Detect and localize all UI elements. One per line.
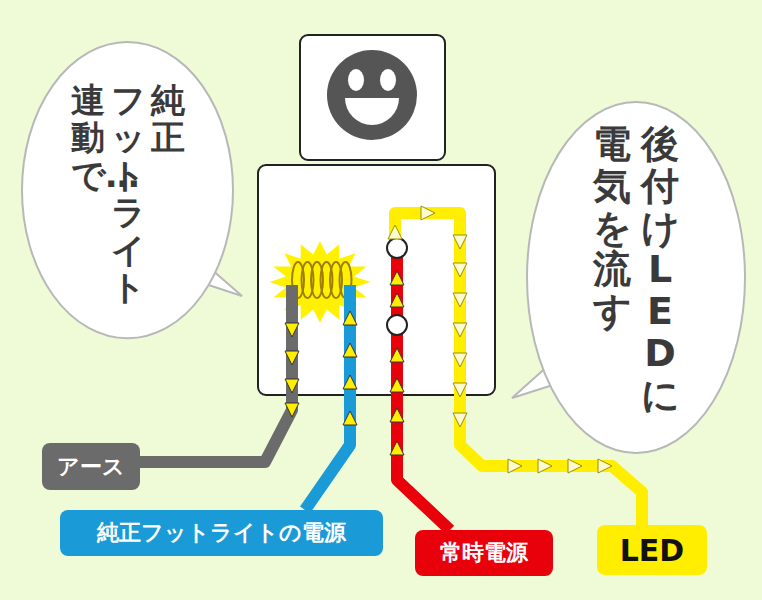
flow-arrow	[568, 459, 582, 473]
flow-arrow	[453, 413, 467, 427]
bubble-text: フットライト	[111, 82, 145, 306]
wire-label: アース	[42, 443, 140, 490]
bubble-text: 連動で…	[71, 82, 105, 194]
smiley-mouth	[345, 98, 399, 125]
flow-arrow	[390, 378, 404, 392]
label-text: アース	[57, 452, 125, 482]
flow-arrow	[343, 411, 357, 425]
flow-arrow	[453, 293, 467, 307]
flow-arrow	[388, 225, 402, 239]
label-text: 常時電源	[440, 538, 528, 568]
flow-arrow	[285, 403, 299, 417]
flow-arrow	[390, 271, 404, 285]
flow-arrow	[390, 293, 404, 307]
smiley-eye	[380, 69, 396, 91]
flow-arrow	[453, 353, 467, 367]
flow-arrow	[538, 459, 552, 473]
speech-bubble: 後付けLEDに電気を流す	[525, 100, 747, 455]
flow-arrow	[453, 323, 467, 337]
flow-arrow	[421, 206, 435, 220]
flow-arrow	[285, 323, 299, 337]
power-wire	[397, 248, 450, 530]
wire-label: 常時電源	[415, 530, 553, 576]
flow-arrow	[508, 459, 522, 473]
flow-arrow	[390, 441, 404, 455]
flow-arrow	[343, 343, 357, 357]
bubble-text: 純正	[151, 82, 185, 157]
flow-arrow	[285, 379, 299, 393]
flow-arrow	[343, 311, 357, 325]
flow-arrow	[343, 375, 357, 389]
bubble-text: 電気を流す	[593, 124, 631, 333]
contact-point	[387, 238, 407, 258]
wire-label: 純正フットライトの電源	[60, 510, 383, 556]
flow-arrow	[390, 408, 404, 422]
relay-top	[300, 35, 445, 160]
bubble-text: 後付けLEDに	[641, 124, 679, 417]
coil-symbol	[292, 262, 352, 298]
label-text: 純正フットライトの電源	[97, 518, 346, 548]
smiley-eye	[348, 69, 364, 91]
flow-arrow	[598, 459, 612, 473]
bubble-ellipse	[527, 102, 745, 453]
footlight-wire	[305, 285, 350, 510]
flow-arrow	[390, 348, 404, 362]
flow-arrow	[453, 383, 467, 397]
bubble-outline	[525, 100, 747, 455]
flow-arrow	[285, 351, 299, 365]
speech-bubble: 純正フットライト連動で…	[20, 40, 235, 340]
bubble-ellipse	[22, 42, 233, 338]
wire-label: LED	[597, 525, 707, 575]
flow-arrow	[453, 235, 467, 249]
smiley-face	[327, 50, 417, 140]
contact-point	[387, 315, 407, 335]
flow-arrow	[453, 263, 467, 277]
label-text: LED	[620, 533, 685, 568]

------------

What is needed:
Reproduce every line of the listing above word for word, leaving out the picture.

Exercise output:
Detect and localize all UI elements. One per line.
flow-arrow	[568, 459, 582, 473]
flow-arrow	[453, 413, 467, 427]
bubble-text: フットライト	[111, 82, 145, 306]
wire-label: アース	[42, 443, 140, 490]
bubble-text: 連動で…	[71, 82, 105, 194]
smiley-mouth	[345, 98, 399, 125]
flow-arrow	[390, 378, 404, 392]
label-text: アース	[57, 452, 125, 482]
flow-arrow	[343, 411, 357, 425]
flow-arrow	[453, 293, 467, 307]
flow-arrow	[388, 225, 402, 239]
label-text: 常時電源	[440, 538, 528, 568]
flow-arrow	[285, 403, 299, 417]
flow-arrow	[390, 271, 404, 285]
flow-arrow	[390, 293, 404, 307]
smiley-eye	[380, 69, 396, 91]
flow-arrow	[453, 353, 467, 367]
flow-arrow	[538, 459, 552, 473]
speech-bubble: 後付けLEDに電気を流す	[525, 100, 747, 455]
flow-arrow	[453, 323, 467, 337]
flow-arrow	[421, 206, 435, 220]
flow-arrow	[285, 323, 299, 337]
power-wire	[397, 248, 450, 530]
wire-label: 常時電源	[415, 530, 553, 576]
flow-arrow	[508, 459, 522, 473]
flow-arrow	[390, 441, 404, 455]
flow-arrow	[343, 343, 357, 357]
bubble-text: 純正	[151, 82, 185, 157]
flow-arrow	[285, 379, 299, 393]
flow-arrow	[343, 311, 357, 325]
flow-arrow	[343, 375, 357, 389]
bubble-text: 電気を流す	[593, 124, 631, 333]
contact-point	[387, 238, 407, 258]
wire-label: 純正フットライトの電源	[60, 510, 383, 556]
flow-arrow	[390, 408, 404, 422]
relay-top	[300, 35, 445, 160]
bubble-text: 後付けLEDに	[641, 124, 679, 417]
coil-symbol	[292, 262, 352, 298]
label-text: 純正フットライトの電源	[97, 518, 346, 548]
smiley-eye	[348, 69, 364, 91]
flow-arrow	[598, 459, 612, 473]
bubble-ellipse	[527, 102, 745, 453]
footlight-wire	[305, 285, 350, 510]
flow-arrow	[390, 348, 404, 362]
flow-arrow	[453, 383, 467, 397]
bubble-outline	[525, 100, 747, 455]
flow-arrow	[285, 351, 299, 365]
speech-bubble: 純正フットライト連動で…	[20, 40, 235, 340]
bubble-ellipse	[22, 42, 233, 338]
wire-label: LED	[597, 525, 707, 575]
flow-arrow	[453, 235, 467, 249]
smiley-face	[327, 50, 417, 140]
contact-point	[387, 315, 407, 335]
flow-arrow	[453, 263, 467, 277]
label-text: LED	[620, 533, 685, 568]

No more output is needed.